## RECORDS FOR THE EXERCISE
☆ ☆ ☆

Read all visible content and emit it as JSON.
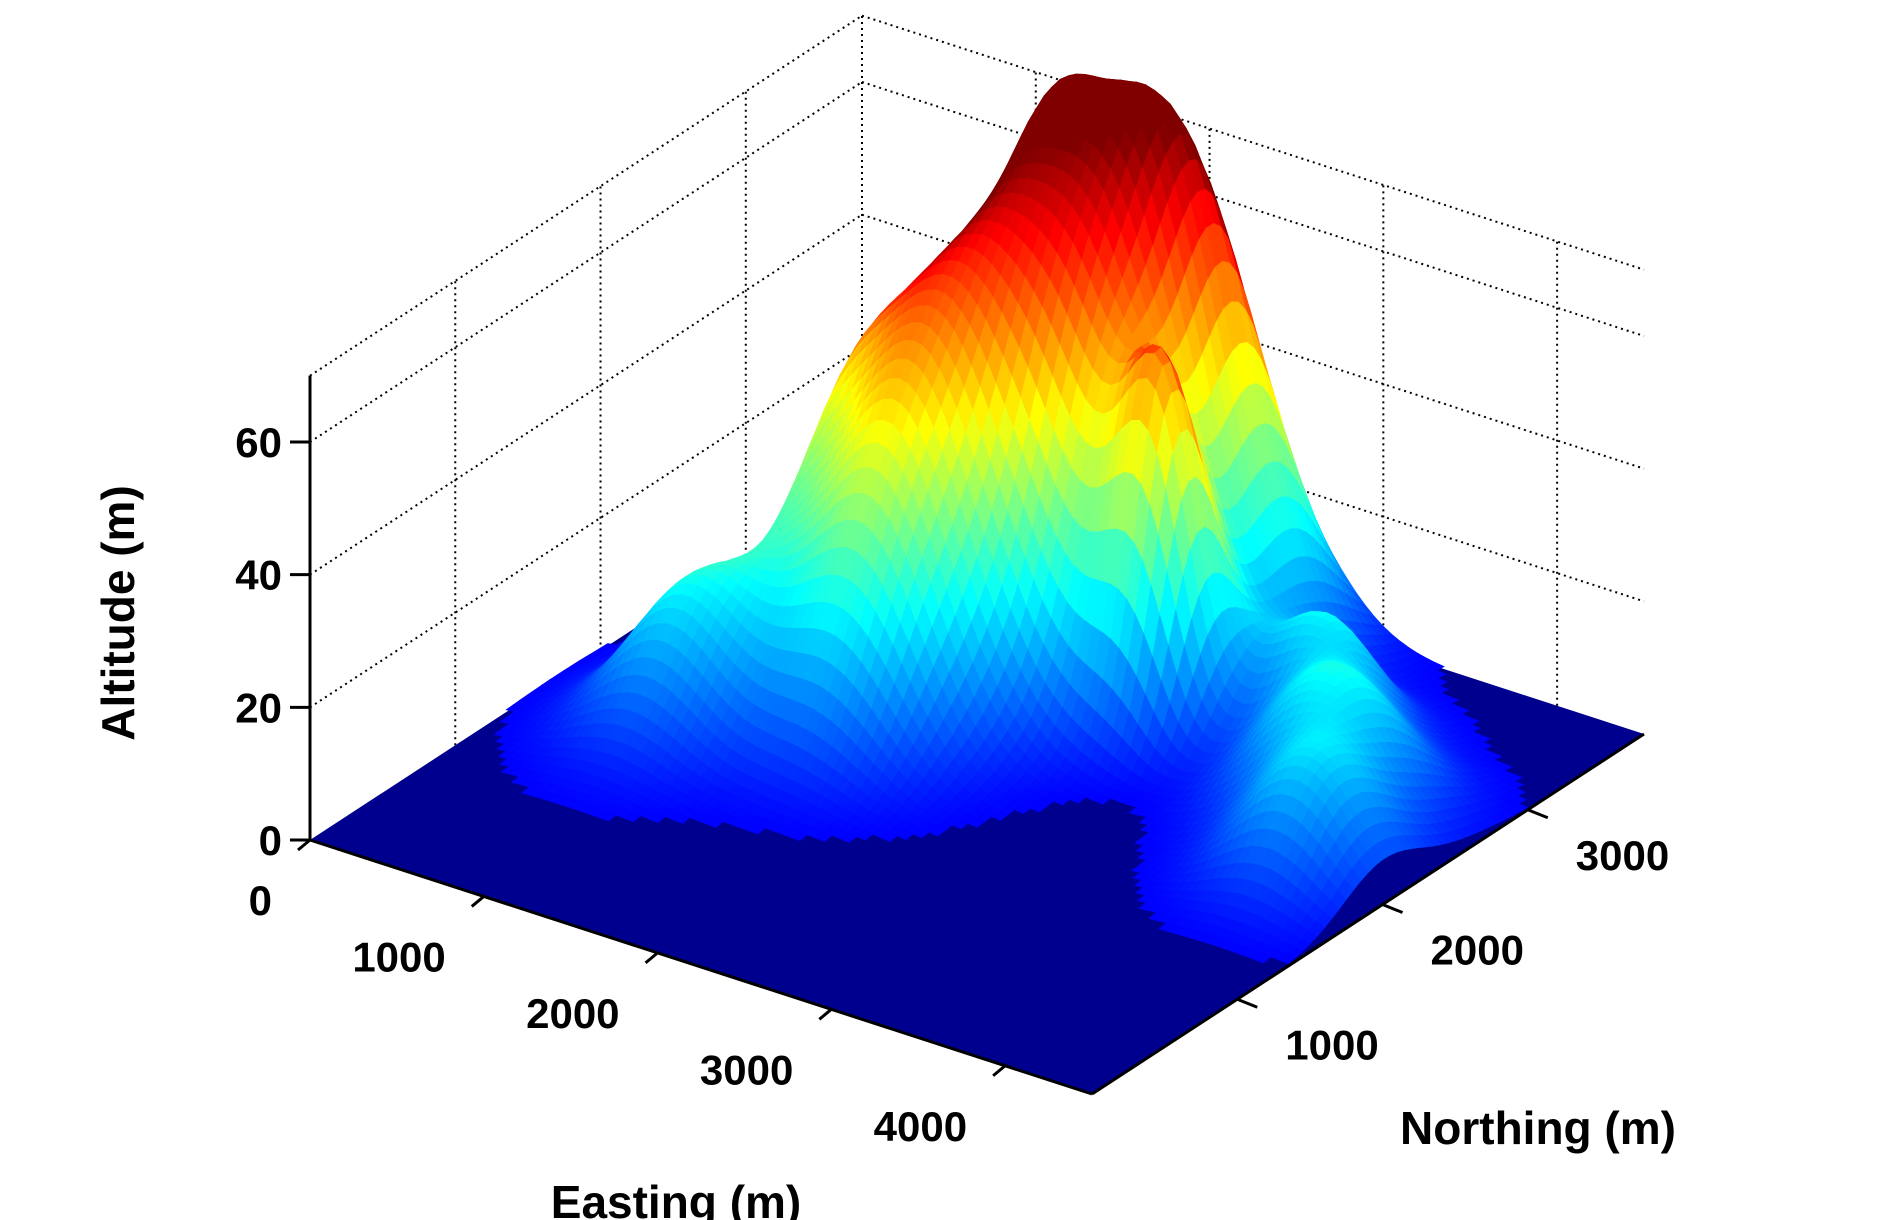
{
  "chart_data": {
    "type": "surface",
    "title": "",
    "xlabel": "Easting (m)",
    "ylabel": "Northing (m)",
    "zlabel": "Altitude (m)",
    "xlim": [
      0,
      4500
    ],
    "ylim": [
      0,
      3800
    ],
    "zlim": [
      0,
      70
    ],
    "x_ticks": [
      0,
      1000,
      2000,
      3000,
      4000
    ],
    "x_tick_labels": [
      "0",
      "1000",
      "2000",
      "3000",
      "4000"
    ],
    "y_ticks": [
      1000,
      2000,
      3000
    ],
    "y_tick_labels": [
      "1000",
      "2000",
      "3000"
    ],
    "z_ticks": [
      0,
      20,
      40,
      60
    ],
    "z_tick_labels": [
      "0",
      "20",
      "40",
      "60"
    ],
    "grid": "on",
    "colormap": "jet",
    "clim": [
      0,
      70
    ],
    "base_color": "#00008f",
    "hills": [
      {
        "easting": 2250,
        "northing": 3400,
        "height": 59,
        "width_e": 380,
        "width_n": 300
      },
      {
        "easting": 1550,
        "northing": 2650,
        "height": 49,
        "width_e": 320,
        "width_n": 450
      },
      {
        "easting": 1480,
        "northing": 3400,
        "height": 52,
        "width_e": 320,
        "width_n": 330
      },
      {
        "easting": 2100,
        "northing": 2850,
        "height": 45,
        "width_e": 300,
        "width_n": 360
      },
      {
        "easting": 1000,
        "northing": 2550,
        "height": 32,
        "width_e": 260,
        "width_n": 300
      },
      {
        "easting": 800,
        "northing": 1700,
        "height": 21,
        "width_e": 300,
        "width_n": 330
      },
      {
        "easting": 1600,
        "northing": 2000,
        "height": 22,
        "width_e": 330,
        "width_n": 320
      },
      {
        "easting": 2650,
        "northing": 2700,
        "height": 45,
        "width_e": 200,
        "width_n": 190
      },
      {
        "easting": 3300,
        "northing": 3000,
        "height": 17,
        "width_e": 260,
        "width_n": 220
      },
      {
        "easting": 3750,
        "northing": 2550,
        "height": 20,
        "width_e": 320,
        "width_n": 280
      },
      {
        "easting": 4100,
        "northing": 2000,
        "height": 17,
        "width_e": 290,
        "width_n": 270
      }
    ]
  }
}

☆ ☆ ☆

## WHAT IS REQUIRED
Each line in the material either holds the string "height" or does not. State how many do, and nothing else.

## ANSWER BELOW
11